Rewrite the lines of the items below as a numbered list, dropping any blank lines and leaving out the pictures. Begin at the line that has "Give me the" and stop after the line that has "chart-title: GBPUSD,Daily 1.34523".

## Data to process
┌──

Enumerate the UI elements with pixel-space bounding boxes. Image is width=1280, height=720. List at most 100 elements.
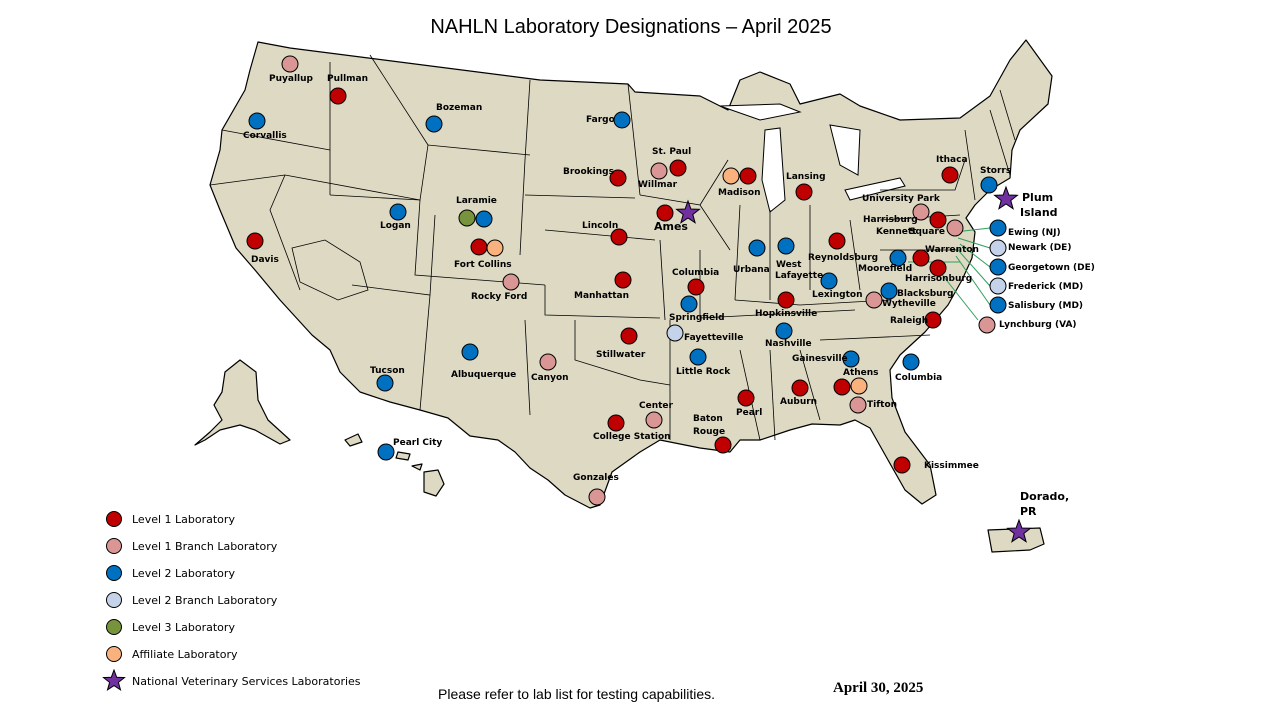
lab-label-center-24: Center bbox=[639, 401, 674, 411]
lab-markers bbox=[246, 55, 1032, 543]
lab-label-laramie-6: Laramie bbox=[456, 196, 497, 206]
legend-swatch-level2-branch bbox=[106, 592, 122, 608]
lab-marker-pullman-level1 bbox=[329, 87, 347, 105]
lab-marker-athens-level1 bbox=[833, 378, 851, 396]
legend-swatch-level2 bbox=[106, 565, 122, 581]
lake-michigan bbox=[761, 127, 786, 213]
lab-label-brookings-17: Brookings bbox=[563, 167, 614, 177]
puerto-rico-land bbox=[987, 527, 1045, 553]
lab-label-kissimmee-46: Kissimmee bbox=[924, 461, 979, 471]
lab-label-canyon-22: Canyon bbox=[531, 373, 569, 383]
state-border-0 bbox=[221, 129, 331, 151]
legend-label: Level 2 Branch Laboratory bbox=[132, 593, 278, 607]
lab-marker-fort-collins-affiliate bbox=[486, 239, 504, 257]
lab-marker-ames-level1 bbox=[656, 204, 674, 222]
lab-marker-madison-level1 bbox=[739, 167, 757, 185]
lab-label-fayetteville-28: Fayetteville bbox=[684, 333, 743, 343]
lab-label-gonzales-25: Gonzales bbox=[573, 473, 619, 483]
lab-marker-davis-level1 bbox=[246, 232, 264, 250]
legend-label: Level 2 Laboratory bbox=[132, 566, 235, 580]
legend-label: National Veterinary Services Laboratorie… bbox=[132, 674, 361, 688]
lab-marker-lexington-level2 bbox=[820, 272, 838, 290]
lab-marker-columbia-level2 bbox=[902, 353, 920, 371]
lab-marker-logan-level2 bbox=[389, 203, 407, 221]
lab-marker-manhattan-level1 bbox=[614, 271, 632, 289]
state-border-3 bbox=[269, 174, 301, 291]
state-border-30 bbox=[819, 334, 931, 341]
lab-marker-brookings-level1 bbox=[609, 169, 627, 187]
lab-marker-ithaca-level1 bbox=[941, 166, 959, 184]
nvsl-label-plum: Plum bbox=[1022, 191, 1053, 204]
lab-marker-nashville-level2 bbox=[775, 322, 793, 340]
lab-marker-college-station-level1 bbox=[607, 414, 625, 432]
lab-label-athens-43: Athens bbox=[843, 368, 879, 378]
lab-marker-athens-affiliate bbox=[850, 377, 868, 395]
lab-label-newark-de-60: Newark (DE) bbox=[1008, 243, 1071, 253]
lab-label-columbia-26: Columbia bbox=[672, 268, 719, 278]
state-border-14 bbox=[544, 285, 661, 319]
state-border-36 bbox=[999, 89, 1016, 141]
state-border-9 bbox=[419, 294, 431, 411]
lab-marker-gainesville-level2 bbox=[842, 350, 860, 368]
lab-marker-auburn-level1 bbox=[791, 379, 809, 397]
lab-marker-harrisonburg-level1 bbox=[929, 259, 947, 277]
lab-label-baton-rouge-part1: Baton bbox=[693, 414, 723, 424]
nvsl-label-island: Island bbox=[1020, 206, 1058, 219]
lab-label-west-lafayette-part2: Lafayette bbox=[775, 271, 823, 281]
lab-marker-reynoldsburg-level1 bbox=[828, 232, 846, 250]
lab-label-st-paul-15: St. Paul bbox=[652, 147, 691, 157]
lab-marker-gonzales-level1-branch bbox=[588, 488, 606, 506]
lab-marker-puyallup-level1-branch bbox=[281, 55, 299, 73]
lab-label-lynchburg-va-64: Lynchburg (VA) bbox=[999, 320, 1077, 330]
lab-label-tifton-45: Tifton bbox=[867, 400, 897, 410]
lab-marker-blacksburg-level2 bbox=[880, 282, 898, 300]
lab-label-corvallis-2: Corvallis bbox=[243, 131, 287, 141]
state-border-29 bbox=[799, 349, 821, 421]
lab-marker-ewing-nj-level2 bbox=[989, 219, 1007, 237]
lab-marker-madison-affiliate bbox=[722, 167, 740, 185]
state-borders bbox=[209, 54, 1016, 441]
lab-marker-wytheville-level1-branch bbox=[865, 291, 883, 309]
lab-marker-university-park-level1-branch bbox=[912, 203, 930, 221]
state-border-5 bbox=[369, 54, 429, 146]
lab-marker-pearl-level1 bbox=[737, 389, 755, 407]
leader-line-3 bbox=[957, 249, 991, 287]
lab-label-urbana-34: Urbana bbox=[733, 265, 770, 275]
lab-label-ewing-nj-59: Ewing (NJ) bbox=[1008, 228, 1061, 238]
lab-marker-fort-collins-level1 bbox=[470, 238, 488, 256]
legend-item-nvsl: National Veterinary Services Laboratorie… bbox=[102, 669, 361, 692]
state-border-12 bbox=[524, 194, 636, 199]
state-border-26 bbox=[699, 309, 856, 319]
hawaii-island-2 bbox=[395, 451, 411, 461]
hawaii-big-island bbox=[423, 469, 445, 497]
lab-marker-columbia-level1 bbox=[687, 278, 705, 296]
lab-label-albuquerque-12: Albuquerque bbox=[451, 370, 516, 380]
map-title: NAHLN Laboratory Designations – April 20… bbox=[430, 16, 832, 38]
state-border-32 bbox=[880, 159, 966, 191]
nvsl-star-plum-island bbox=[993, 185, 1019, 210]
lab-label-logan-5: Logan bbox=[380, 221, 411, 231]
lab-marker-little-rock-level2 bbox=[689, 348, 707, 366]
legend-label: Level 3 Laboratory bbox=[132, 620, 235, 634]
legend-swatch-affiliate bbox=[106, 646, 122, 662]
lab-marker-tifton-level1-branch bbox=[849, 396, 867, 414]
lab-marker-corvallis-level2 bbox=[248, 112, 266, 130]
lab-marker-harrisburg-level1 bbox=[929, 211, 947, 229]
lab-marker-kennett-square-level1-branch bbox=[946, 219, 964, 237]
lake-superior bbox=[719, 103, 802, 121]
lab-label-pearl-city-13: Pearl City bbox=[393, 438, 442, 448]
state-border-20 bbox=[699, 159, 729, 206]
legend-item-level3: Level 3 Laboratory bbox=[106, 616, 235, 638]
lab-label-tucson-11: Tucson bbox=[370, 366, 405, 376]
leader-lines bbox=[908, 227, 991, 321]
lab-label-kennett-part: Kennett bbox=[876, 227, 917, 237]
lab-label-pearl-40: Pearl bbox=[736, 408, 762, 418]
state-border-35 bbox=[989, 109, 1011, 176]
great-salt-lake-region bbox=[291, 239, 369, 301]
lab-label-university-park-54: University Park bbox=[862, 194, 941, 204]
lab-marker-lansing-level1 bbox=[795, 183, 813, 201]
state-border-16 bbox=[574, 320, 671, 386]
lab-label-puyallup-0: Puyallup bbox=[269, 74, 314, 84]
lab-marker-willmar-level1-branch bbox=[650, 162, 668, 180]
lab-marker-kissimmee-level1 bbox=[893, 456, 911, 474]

└──
┌──

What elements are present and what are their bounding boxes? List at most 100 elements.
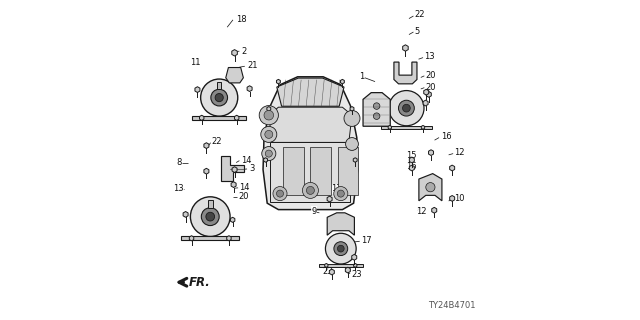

└──
┌──

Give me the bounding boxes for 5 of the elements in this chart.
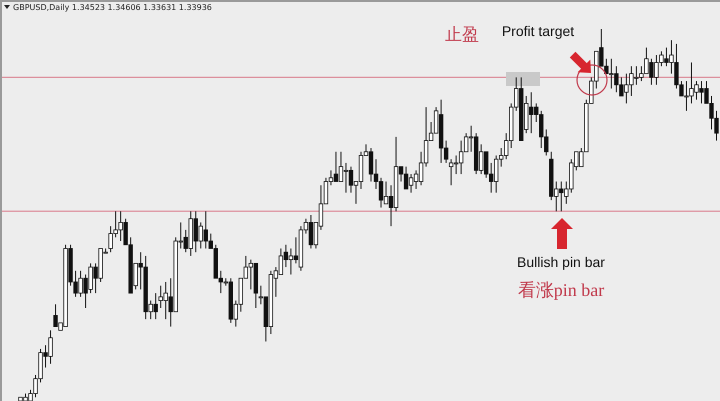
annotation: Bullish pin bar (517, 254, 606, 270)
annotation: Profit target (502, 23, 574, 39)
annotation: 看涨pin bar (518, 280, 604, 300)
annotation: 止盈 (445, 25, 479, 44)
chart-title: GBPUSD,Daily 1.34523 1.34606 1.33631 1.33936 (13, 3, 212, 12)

└──

## Correct result
1. Give me the bounding boxes for 5 of the elements in this chart.
2. annotation: Bullish pin bar (517, 254, 606, 270)
3. annotation: Profit target (502, 23, 574, 39)
4. annotation: 看涨pin bar (518, 280, 604, 300)
5. annotation: 止盈 (445, 25, 479, 44)
6. chart-title: GBPUSD,Daily 1.34523 1.34606 1.33631 1.33936 (13, 3, 212, 12)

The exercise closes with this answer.